# [WHAT IS EXPECTED]
Extract each line where the string "Month" shows up.

# [RECORDS FOR THIS EXERCISE]
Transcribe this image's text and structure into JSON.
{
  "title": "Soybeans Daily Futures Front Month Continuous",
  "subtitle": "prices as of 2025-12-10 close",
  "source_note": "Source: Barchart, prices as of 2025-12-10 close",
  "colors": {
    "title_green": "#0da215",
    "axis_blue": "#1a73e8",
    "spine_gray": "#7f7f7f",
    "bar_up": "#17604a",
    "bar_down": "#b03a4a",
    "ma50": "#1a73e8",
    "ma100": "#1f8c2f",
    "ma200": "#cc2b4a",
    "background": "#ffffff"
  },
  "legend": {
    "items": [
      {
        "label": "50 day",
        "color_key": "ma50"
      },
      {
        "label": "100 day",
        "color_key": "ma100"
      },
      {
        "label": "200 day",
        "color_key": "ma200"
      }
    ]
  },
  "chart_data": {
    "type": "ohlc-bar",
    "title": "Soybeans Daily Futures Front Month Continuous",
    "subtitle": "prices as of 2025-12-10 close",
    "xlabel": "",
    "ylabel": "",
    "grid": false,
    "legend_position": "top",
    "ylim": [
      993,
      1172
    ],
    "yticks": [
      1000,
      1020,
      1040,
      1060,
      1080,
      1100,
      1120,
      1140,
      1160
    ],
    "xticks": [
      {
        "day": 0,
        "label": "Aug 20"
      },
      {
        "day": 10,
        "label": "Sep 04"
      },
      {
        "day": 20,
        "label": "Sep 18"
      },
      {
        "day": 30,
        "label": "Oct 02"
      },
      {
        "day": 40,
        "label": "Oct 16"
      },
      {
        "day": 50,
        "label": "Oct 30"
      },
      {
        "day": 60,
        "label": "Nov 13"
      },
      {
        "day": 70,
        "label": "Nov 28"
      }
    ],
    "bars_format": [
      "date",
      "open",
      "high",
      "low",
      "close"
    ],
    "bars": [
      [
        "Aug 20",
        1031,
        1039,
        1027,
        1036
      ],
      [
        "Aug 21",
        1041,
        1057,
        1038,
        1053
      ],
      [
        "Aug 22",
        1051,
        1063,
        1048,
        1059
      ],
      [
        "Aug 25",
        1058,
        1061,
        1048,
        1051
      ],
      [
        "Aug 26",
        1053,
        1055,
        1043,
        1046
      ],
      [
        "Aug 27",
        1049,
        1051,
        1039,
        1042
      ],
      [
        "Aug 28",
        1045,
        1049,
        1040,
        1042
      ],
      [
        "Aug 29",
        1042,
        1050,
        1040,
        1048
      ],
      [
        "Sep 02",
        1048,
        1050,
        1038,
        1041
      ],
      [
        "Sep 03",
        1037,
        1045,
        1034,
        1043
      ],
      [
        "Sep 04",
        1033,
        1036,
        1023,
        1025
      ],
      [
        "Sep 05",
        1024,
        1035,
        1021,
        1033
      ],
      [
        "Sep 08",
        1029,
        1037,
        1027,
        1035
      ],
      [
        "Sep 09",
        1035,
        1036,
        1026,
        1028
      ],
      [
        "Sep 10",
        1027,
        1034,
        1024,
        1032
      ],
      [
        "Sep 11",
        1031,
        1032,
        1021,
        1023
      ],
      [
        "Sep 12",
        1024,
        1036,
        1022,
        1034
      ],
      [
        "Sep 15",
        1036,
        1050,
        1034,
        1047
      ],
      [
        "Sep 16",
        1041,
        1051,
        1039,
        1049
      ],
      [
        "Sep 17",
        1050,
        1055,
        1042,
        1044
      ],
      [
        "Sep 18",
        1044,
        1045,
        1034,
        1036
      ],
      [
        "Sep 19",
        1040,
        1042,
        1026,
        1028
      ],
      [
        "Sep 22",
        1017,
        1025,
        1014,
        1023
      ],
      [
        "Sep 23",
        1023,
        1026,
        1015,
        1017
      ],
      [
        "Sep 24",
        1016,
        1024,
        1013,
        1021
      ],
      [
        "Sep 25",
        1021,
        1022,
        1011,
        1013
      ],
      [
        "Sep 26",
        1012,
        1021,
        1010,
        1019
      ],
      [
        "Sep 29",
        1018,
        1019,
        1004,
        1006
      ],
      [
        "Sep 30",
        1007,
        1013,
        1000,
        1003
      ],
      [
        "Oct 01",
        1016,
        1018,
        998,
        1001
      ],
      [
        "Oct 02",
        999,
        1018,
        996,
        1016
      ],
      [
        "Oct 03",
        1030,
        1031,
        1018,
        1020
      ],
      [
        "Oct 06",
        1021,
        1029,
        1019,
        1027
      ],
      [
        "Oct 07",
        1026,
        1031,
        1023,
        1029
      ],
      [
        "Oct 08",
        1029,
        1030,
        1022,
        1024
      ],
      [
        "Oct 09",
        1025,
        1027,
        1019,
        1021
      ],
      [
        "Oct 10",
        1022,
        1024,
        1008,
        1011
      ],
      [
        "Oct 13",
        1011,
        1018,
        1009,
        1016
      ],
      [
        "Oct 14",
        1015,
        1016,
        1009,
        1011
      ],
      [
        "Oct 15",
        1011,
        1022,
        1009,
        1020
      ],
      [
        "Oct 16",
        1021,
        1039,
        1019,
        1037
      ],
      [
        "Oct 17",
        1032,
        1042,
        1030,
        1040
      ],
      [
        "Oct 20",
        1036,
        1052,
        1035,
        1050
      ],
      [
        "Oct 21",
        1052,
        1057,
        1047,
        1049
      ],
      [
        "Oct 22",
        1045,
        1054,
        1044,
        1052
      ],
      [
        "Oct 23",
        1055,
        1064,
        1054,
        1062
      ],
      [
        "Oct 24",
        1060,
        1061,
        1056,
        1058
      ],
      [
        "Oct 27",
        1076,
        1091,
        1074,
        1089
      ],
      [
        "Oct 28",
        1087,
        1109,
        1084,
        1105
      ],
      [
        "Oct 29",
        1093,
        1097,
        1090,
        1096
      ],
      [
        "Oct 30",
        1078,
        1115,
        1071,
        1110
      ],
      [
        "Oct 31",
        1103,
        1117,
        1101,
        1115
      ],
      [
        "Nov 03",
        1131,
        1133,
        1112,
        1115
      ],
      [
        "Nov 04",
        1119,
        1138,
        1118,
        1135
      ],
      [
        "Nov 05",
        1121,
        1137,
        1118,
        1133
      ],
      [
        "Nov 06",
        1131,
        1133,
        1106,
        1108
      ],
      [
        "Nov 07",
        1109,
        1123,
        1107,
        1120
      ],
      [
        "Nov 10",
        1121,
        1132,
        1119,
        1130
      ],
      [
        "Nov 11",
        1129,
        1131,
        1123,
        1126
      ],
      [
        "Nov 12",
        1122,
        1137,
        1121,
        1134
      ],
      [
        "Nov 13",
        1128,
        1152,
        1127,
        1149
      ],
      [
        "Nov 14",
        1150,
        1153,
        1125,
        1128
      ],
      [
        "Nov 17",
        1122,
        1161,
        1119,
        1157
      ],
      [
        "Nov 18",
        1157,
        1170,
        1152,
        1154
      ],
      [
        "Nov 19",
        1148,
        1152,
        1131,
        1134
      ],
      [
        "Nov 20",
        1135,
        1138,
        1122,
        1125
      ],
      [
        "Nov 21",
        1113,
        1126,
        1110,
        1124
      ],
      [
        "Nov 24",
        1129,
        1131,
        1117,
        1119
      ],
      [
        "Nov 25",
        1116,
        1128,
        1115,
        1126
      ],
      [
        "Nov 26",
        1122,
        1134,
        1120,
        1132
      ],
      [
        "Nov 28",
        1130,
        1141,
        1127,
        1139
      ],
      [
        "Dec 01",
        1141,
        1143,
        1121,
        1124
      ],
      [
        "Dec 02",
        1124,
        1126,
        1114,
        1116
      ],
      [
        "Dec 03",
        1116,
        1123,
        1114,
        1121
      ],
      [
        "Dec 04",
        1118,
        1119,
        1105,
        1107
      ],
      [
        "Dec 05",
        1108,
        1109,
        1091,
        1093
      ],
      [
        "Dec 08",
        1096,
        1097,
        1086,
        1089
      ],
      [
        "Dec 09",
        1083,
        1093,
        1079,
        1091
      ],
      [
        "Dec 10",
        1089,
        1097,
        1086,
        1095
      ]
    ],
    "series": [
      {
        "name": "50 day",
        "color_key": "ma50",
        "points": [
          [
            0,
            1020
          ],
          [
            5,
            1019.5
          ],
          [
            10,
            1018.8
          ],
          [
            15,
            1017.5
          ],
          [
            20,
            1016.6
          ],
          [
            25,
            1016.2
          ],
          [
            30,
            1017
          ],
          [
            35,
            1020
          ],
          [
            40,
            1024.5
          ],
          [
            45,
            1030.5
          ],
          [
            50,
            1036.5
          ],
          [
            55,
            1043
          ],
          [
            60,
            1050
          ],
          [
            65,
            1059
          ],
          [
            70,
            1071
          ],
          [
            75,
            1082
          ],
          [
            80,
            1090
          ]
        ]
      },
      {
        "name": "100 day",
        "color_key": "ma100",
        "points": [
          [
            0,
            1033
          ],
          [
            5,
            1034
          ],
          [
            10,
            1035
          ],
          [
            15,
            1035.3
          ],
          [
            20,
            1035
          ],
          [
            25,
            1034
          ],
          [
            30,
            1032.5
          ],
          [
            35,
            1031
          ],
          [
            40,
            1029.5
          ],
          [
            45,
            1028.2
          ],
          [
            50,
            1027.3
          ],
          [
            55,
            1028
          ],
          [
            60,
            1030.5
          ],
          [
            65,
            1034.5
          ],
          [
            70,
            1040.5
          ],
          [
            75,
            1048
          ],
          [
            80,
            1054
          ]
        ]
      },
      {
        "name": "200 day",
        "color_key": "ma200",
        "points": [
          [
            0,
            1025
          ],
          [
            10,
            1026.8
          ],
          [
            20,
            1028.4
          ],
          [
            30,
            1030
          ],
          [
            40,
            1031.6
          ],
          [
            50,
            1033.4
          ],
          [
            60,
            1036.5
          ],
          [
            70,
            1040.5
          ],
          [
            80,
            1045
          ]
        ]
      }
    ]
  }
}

# [RESPONSE TO THE TASK]
  "title": "Soybeans Daily Futures Front Month Continuous",
    "title": "Soybeans Daily Futures Front Month Continuous",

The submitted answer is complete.